Which lines hold the word "ylabel"? Copy each of them.

###

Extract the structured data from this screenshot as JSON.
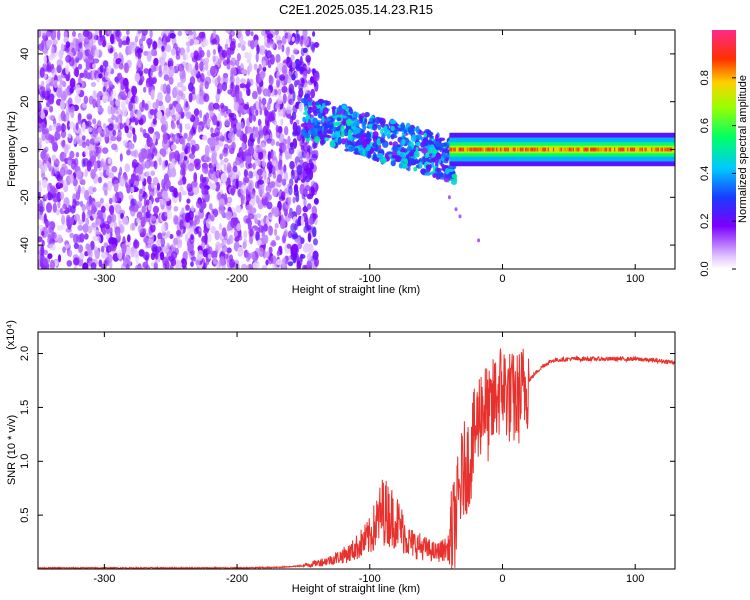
{
  "title": "C2E1.2025.035.14.23.R15",
  "chart_data": [
    {
      "type": "heatmap",
      "xlabel": "Height of straight line (km)",
      "ylabel": "Frequency (Hz)",
      "xlim": [
        -350,
        130
      ],
      "ylim": [
        -50,
        50
      ],
      "xticks": [
        -300,
        -200,
        -100,
        0,
        100
      ],
      "yticks": [
        -40,
        -20,
        0,
        20,
        40
      ],
      "colorbar": {
        "label": "Normalized spectral amplitude",
        "range": [
          0,
          1
        ],
        "ticks": [
          "0.0",
          "0.2",
          "0.4",
          "0.6",
          "0.8"
        ],
        "colormap": "white-purple-blue-cyan-green-yellow-red-pink"
      },
      "regions": [
        {
          "x_range": [
            -350,
            -150
          ],
          "description_values": {
            "amplitude": 0.1
          }
        },
        {
          "x_range": [
            -150,
            -40
          ],
          "center_freq_start": 14,
          "center_freq_end": -5,
          "amplitude": 0.35
        },
        {
          "x_range": [
            -40,
            130
          ],
          "center_freq": 0,
          "amplitude": 0.85
        }
      ]
    },
    {
      "type": "line",
      "xlabel": "Height of straight line (km)",
      "ylabel": "SNR (10 * v/v)",
      "y_multiplier": "(x10⁴)",
      "xlim": [
        -350,
        130
      ],
      "ylim": [
        0,
        2.2
      ],
      "xticks": [
        -300,
        -200,
        -100,
        0,
        100
      ],
      "yticks": [
        "0.5",
        "1.0",
        "1.5",
        "2.0"
      ],
      "series": [
        {
          "color": "#e8312c",
          "x": [
            -350,
            -300,
            -250,
            -200,
            -170,
            -150,
            -130,
            -115,
            -100,
            -90,
            -80,
            -70,
            -60,
            -50,
            -40,
            -35,
            -30,
            -25,
            -20,
            -15,
            -10,
            -5,
            0,
            5,
            10,
            15,
            20,
            25,
            30,
            35,
            40,
            50,
            60,
            80,
            100,
            120,
            130
          ],
          "y": [
            0.01,
            0.01,
            0.01,
            0.01,
            0.015,
            0.03,
            0.08,
            0.15,
            0.3,
            0.55,
            0.45,
            0.25,
            0.2,
            0.15,
            0.2,
            0.5,
            0.9,
            1.0,
            1.3,
            1.55,
            1.4,
            1.6,
            1.7,
            1.6,
            1.55,
            1.65,
            1.75,
            1.82,
            1.88,
            1.92,
            1.94,
            1.95,
            1.95,
            1.95,
            1.95,
            1.93,
            1.92
          ]
        }
      ]
    }
  ]
}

###

# Expected answer:
      "ylabel": "Frequency (Hz)",
      "ylabel": "SNR (10 * v/v)",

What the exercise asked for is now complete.